Task description:
List every sign or symptom that the press release on the head and neck cancer screening says requires immediate medical attention.

Passage:
Huntsman Cancer Institute at the University of Utah
For Immediate Release
May 3, 2011
Huntsman Cancer Institute
Ten Minutes Can Save Your Life
Huntsman Cancer Institute Offers Free Head and Neck Cancer Screening May 14
Salt Lake City, May 3, 2011— Just because you can't feel it, doesn't mean it isn't there. That's the message that physicians at Huntsman Cancer Institute want people to understand about the dangers of head and neck cancers, and why a free head and neck cancer screening clinic will be held there on Saturday, May 14, from 8 a.m. to noon.
According to the American Cancer Society, head and neck cancers represent the sixth most common form of cancer in the U.S., with more than 50,000 cases diagnosed annually. Last year, Academy Award-winning actor and producer Michael Douglas made the news when he was diagnosed with advanced throat cancer. While he has since announced "a complete response" to treatment, 12,000 others died from some form of the disease last year.
"When oral, head and neck cancers are diagnosed early, these potentially deadly diseases can be more easily treated with a higher chance of survival," said Brandon Bentz, M.D., associate professor in the Department of Surgery, Division of Otolaryngology at the University of Utah School of Medicine and a surgical oncologist at Huntsman Cancer Institute. "People may not recognize the symptoms of these cancers, which is why everyone needs to be screened."
The signs and symptoms of oral cancer may go unnoticed. However, there are signs associated with these cancers that require immediate medical attention, including:
- Red or white patches in the mouth that last more than two weeks
- Change in voice or hoarseness that lasts more than two weeks
- Sore throat that does not subside
- Pain or swelling in the mouth or neck that does not subside
- Lump in the neck
- Ear pain
- Difficulty speaking or swallowing
- Difficulty breathing
Because 85 percent of head and neck cancers are related to tobacco use, the most effective prevention strategy continues to be the discontinuation of smoking or the use of chewing tobacco. Excessive alcohol consumption can compound these risks of developing this type of cancer. Even more alarming, this disease is also on the upswing in young adults, being linked to the rise of human papillomavirus (HPV), a cancer-causing virus that can be transmitted through oral sex.

Dataset entries:
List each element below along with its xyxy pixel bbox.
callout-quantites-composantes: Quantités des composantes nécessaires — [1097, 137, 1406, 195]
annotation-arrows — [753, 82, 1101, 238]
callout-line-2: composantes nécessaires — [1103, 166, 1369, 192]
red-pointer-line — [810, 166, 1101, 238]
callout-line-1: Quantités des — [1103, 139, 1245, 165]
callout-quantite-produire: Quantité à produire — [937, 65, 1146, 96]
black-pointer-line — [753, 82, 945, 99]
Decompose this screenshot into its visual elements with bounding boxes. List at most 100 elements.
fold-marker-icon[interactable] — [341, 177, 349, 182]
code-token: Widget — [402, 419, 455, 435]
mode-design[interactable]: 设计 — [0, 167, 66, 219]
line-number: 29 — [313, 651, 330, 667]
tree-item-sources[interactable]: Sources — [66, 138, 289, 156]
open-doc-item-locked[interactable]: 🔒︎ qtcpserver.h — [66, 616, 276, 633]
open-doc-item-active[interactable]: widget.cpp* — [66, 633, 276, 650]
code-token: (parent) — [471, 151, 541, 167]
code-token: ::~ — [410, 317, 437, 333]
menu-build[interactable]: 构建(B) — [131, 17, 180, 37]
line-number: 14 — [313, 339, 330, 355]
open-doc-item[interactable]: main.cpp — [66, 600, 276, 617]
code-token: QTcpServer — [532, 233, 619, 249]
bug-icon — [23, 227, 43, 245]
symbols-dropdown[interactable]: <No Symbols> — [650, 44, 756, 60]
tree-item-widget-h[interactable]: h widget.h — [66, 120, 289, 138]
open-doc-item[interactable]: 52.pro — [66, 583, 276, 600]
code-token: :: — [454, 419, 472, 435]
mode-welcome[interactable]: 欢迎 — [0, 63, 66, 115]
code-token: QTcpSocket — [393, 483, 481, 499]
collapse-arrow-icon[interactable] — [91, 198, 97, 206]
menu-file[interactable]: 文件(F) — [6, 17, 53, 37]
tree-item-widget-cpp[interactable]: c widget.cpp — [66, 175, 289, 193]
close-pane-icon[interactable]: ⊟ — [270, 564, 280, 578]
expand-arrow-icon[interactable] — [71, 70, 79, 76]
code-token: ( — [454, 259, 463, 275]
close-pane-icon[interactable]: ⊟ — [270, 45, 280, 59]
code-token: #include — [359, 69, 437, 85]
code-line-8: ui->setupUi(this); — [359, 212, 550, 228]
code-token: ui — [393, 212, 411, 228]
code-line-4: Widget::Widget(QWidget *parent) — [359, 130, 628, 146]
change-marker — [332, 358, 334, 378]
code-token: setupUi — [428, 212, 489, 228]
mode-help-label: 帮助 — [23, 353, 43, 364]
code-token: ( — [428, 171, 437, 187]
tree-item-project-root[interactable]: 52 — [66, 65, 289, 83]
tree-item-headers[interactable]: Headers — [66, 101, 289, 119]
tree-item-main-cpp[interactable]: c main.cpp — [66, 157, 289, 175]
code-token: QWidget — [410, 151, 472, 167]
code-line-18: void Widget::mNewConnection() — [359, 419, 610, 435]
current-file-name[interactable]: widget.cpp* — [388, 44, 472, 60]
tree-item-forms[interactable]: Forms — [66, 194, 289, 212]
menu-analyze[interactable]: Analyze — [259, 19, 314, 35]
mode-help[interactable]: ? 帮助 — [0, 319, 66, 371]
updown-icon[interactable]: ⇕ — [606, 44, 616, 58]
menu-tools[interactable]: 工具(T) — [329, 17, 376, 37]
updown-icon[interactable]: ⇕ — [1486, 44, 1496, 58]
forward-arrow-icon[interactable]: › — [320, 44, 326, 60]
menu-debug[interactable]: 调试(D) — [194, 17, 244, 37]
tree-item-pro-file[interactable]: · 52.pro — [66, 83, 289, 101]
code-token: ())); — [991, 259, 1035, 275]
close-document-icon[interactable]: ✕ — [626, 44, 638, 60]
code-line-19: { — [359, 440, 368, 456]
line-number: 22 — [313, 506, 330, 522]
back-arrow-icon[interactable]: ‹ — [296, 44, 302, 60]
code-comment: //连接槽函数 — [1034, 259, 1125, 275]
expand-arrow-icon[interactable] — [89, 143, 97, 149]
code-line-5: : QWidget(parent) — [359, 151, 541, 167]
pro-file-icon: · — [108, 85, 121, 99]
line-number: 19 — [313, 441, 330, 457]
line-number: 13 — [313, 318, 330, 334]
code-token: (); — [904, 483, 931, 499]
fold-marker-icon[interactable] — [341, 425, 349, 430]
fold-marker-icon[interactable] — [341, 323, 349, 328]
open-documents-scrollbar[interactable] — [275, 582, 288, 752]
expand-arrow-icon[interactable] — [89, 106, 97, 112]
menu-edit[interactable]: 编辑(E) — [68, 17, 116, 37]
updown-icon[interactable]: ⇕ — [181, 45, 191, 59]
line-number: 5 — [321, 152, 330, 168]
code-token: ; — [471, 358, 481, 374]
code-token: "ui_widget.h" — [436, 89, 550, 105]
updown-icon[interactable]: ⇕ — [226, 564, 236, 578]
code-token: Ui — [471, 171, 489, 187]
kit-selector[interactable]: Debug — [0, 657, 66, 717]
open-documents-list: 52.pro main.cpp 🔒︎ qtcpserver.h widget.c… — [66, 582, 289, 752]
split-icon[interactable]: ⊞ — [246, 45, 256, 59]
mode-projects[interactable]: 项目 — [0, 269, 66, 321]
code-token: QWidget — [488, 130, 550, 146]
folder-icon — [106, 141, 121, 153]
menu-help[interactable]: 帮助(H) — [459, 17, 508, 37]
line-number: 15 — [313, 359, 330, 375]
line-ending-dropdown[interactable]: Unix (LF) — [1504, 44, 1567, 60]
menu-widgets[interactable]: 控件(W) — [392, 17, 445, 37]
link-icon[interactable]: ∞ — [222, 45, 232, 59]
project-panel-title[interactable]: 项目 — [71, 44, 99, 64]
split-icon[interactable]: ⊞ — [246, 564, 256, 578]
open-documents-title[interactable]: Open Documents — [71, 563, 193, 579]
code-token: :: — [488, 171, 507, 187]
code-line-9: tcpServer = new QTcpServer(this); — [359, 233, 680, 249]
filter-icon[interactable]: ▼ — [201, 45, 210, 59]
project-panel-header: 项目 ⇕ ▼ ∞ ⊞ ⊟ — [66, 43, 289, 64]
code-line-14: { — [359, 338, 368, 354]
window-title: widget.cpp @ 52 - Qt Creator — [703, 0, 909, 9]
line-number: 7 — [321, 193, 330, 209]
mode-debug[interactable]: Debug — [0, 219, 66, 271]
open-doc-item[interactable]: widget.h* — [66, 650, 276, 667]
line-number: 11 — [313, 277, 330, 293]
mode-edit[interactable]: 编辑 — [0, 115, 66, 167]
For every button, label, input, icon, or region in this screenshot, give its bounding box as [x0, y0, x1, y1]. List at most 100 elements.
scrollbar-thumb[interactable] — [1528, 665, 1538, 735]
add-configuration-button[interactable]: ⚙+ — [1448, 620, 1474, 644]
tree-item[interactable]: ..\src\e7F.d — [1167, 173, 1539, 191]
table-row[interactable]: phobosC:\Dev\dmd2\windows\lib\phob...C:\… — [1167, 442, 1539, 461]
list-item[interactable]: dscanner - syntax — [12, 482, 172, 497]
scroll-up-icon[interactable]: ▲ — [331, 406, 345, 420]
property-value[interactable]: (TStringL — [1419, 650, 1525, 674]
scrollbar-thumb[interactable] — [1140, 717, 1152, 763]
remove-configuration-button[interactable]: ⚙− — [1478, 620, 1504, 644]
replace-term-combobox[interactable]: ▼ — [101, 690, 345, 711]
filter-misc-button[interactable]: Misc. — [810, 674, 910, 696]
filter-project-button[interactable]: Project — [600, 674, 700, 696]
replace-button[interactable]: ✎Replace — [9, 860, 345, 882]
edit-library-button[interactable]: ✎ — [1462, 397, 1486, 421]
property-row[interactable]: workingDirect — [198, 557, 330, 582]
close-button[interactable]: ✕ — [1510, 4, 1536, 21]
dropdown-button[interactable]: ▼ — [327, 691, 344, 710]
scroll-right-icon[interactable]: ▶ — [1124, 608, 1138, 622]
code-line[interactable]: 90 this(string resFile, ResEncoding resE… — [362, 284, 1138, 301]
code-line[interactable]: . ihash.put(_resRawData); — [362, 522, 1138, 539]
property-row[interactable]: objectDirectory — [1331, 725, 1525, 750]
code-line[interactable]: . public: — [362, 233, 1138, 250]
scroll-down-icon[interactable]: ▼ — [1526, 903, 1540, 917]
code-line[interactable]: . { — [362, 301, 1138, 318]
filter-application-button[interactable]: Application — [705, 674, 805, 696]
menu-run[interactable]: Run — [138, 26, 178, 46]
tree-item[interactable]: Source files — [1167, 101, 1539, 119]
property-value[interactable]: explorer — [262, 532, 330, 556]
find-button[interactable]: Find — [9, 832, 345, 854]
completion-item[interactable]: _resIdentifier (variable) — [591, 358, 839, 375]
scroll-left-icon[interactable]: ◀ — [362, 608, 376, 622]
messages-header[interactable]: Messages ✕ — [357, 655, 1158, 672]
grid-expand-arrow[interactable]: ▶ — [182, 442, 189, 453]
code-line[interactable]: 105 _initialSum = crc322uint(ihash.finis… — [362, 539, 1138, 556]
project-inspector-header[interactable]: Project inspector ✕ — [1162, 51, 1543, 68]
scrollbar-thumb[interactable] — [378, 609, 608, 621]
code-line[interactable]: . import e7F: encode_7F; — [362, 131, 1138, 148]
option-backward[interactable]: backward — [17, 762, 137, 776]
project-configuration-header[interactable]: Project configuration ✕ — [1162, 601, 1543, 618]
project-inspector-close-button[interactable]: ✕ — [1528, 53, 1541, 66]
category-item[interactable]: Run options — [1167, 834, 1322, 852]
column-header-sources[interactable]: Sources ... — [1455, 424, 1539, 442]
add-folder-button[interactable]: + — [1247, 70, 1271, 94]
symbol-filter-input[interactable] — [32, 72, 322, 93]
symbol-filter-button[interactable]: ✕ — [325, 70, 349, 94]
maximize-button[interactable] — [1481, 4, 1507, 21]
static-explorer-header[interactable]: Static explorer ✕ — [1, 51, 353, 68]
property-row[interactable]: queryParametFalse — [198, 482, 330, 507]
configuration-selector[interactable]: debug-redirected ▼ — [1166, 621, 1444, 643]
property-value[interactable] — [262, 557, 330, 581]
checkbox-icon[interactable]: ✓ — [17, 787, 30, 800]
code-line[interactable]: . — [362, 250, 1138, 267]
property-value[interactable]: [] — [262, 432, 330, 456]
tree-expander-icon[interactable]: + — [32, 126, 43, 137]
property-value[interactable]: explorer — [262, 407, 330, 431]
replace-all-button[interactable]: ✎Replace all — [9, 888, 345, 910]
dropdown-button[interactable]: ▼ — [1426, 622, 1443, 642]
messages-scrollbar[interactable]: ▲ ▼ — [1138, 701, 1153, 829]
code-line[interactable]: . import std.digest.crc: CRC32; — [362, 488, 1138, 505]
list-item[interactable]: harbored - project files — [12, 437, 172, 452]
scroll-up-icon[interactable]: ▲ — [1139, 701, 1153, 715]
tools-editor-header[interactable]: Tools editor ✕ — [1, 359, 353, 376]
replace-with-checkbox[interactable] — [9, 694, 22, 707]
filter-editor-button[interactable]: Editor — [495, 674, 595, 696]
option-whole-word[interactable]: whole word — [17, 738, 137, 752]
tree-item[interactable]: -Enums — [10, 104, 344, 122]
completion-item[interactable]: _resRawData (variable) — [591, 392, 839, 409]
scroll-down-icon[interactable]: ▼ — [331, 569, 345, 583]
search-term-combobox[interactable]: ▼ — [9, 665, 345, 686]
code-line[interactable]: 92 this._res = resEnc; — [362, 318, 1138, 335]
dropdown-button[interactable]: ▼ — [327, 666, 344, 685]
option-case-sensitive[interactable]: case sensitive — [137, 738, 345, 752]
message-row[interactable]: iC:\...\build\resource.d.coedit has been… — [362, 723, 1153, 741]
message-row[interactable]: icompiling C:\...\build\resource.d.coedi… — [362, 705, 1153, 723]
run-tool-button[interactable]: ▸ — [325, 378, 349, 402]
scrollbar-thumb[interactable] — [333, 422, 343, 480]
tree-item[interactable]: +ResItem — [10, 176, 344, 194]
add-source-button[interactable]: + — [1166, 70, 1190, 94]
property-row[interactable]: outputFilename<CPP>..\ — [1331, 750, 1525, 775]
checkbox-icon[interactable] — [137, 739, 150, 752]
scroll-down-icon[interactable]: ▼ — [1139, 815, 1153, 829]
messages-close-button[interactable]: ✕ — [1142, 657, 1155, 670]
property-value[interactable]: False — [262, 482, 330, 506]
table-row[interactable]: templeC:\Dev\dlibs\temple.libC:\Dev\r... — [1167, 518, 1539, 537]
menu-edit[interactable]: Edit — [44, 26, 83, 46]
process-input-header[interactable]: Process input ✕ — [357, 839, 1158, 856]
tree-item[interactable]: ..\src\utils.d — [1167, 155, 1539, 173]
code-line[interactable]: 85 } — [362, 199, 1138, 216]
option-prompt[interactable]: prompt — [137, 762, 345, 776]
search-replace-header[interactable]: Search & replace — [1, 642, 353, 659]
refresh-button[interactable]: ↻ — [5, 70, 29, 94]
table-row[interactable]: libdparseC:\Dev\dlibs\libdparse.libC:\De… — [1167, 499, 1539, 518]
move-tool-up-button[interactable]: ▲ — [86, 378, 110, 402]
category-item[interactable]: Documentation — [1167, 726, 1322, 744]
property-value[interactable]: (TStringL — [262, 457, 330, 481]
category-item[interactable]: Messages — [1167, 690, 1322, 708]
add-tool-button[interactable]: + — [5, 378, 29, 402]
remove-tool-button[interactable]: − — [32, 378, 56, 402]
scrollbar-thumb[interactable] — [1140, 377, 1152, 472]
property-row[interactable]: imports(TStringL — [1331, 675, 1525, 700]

Result:
- Red or white patches in the mouth that last more than two weeks
- Change in voice or hoarseness that lasts more than two weeks
- Sore throat that does not subside
- Pain or swelling in the mouth or neck that does not subside
- Lump in the neck
- Ear pain
- Difficulty speaking or swallowing
- Difficulty breathing